-- start Supplied data --
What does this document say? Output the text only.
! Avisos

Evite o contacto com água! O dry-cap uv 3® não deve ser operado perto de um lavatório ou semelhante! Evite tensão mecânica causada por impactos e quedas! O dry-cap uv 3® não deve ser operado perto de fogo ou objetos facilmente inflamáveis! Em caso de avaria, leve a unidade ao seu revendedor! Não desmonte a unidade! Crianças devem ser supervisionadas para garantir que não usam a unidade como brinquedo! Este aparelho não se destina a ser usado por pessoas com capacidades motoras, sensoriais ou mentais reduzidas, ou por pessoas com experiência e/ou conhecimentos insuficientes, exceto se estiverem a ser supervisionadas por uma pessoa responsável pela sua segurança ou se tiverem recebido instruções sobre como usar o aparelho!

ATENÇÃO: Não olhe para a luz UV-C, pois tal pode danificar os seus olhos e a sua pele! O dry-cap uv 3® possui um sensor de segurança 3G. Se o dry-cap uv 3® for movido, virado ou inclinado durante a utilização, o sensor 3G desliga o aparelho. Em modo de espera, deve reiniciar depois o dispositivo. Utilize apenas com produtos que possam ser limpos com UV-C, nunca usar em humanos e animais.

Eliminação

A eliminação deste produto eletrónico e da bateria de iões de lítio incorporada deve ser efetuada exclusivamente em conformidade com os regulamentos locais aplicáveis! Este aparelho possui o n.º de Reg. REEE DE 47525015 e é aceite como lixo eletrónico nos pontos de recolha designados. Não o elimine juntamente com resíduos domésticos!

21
-- end Supplied data --
| Problem details |
Retype the listing. Match it exactly.

| Solution |
What does this document say? Output the text only.
! Avisos

Evite o contacto com água! O dry-cap uv 3® não deve ser operado perto de um lavatório ou semelhante! Evite tensão mecânica causada por impactos e quedas! O dry-cap uv 3® não deve ser operado perto de fogo ou objetos facilmente inflamáveis! Em caso de avaria, leve a unidade ao seu revendedor! Não desmonte a unidade! Crianças devem ser supervisionadas para garantir que não usam a unidade como brinquedo! Este aparelho não se destina a ser usado por pessoas com capacidades motoras, sensoriais ou mentais reduzidas, ou por pessoas com experiência e/ou conhecimentos insuficientes, exceto se estiverem a ser supervisionadas por uma pessoa responsável pela sua segurança ou se tiverem recebido instruções sobre como usar o aparelho!

ATENÇÃO: Não olhe para a luz UV-C, pois tal pode danificar os seus olhos e a sua pele! O dry-cap uv 3® possui um sensor de segurança 3G. Se o dry-cap uv 3® for movido, virado ou inclinado durante a utilização, o sensor 3G desliga o aparelho. Em modo de espera, deve reiniciar depois o dispositivo. Utilize apenas com produtos que possam ser limpos com UV-C, nunca usar em humanos e animais.

Eliminação

A eliminação deste produto eletrónico e da bateria de iões de lítio incorporada deve ser efetuada exclusivamente em conformidade com os regulamentos locais aplicáveis! Este aparelho possui o n.º de Reg. REEE DE 47525015 e é aceite como lixo eletrónico nos pontos de recolha designados. Não o elimine juntamente com resíduos domésticos!

21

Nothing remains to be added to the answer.